# SHORT EXERCISE:
Lines holding the string "name" are the ones to copy from this listing.

** Start RECORD EXTRACTS **

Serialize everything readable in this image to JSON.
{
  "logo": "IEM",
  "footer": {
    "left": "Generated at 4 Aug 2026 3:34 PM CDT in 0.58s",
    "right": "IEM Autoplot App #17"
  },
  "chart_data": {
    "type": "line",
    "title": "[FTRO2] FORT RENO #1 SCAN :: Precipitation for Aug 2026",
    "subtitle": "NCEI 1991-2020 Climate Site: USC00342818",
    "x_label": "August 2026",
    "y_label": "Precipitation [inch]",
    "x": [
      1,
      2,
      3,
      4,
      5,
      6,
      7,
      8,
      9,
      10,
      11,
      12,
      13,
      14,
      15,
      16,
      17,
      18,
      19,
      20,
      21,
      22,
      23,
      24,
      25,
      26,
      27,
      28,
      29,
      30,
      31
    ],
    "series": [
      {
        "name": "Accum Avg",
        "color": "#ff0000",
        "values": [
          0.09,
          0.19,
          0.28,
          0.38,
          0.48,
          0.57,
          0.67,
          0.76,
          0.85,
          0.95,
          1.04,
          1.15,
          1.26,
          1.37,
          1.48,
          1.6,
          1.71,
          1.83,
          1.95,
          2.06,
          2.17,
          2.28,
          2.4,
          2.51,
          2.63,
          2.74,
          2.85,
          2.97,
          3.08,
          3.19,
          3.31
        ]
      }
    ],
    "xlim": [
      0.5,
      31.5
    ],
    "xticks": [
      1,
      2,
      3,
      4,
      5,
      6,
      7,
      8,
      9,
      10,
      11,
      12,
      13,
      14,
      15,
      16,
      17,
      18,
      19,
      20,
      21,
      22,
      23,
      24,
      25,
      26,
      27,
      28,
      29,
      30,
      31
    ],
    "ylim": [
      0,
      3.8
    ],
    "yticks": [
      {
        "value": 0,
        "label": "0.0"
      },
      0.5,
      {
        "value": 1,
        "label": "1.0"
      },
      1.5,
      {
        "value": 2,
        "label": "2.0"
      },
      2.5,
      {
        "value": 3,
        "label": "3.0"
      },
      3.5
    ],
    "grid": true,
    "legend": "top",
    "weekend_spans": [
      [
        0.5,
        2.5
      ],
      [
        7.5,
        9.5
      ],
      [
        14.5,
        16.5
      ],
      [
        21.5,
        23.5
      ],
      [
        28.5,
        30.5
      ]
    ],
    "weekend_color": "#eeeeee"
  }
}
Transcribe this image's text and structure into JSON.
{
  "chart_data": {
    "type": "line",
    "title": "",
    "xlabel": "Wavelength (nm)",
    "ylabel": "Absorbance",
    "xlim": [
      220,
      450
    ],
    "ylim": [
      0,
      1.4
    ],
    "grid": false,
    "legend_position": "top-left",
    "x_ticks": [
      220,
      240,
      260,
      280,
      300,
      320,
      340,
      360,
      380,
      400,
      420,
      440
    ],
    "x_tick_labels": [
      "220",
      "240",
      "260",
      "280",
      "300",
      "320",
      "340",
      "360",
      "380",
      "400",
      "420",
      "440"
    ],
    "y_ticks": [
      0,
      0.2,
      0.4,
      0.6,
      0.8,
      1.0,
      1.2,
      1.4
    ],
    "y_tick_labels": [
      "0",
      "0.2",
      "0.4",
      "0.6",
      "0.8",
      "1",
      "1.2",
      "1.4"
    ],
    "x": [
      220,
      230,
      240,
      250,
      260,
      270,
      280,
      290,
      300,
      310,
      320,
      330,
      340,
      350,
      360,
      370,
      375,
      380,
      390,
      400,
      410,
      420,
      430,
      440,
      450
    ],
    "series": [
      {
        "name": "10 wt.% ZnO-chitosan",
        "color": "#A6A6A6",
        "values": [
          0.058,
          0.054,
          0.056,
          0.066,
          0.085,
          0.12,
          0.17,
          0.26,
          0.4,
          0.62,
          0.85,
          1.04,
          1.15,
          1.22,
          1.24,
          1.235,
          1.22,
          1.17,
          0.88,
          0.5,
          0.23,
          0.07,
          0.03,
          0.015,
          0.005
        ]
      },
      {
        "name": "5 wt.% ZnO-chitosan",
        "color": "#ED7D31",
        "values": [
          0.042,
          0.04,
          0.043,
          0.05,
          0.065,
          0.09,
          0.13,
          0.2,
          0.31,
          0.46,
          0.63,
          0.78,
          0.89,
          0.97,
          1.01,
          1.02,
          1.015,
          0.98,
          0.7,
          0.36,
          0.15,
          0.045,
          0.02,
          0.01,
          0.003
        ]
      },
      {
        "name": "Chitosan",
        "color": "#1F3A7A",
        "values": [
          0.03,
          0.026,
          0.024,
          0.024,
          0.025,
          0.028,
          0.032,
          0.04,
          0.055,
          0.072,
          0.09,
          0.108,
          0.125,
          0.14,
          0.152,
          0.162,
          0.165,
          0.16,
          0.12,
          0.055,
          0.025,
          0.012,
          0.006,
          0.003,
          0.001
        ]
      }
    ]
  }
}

** End RECORD EXTRACTS **

# COMPLETE OUTPUT:
        "name": "Accum Avg",
        "name": "10 wt.% ZnO-chitosan",
        "name": "5 wt.% ZnO-chitosan",
        "name": "Chitosan",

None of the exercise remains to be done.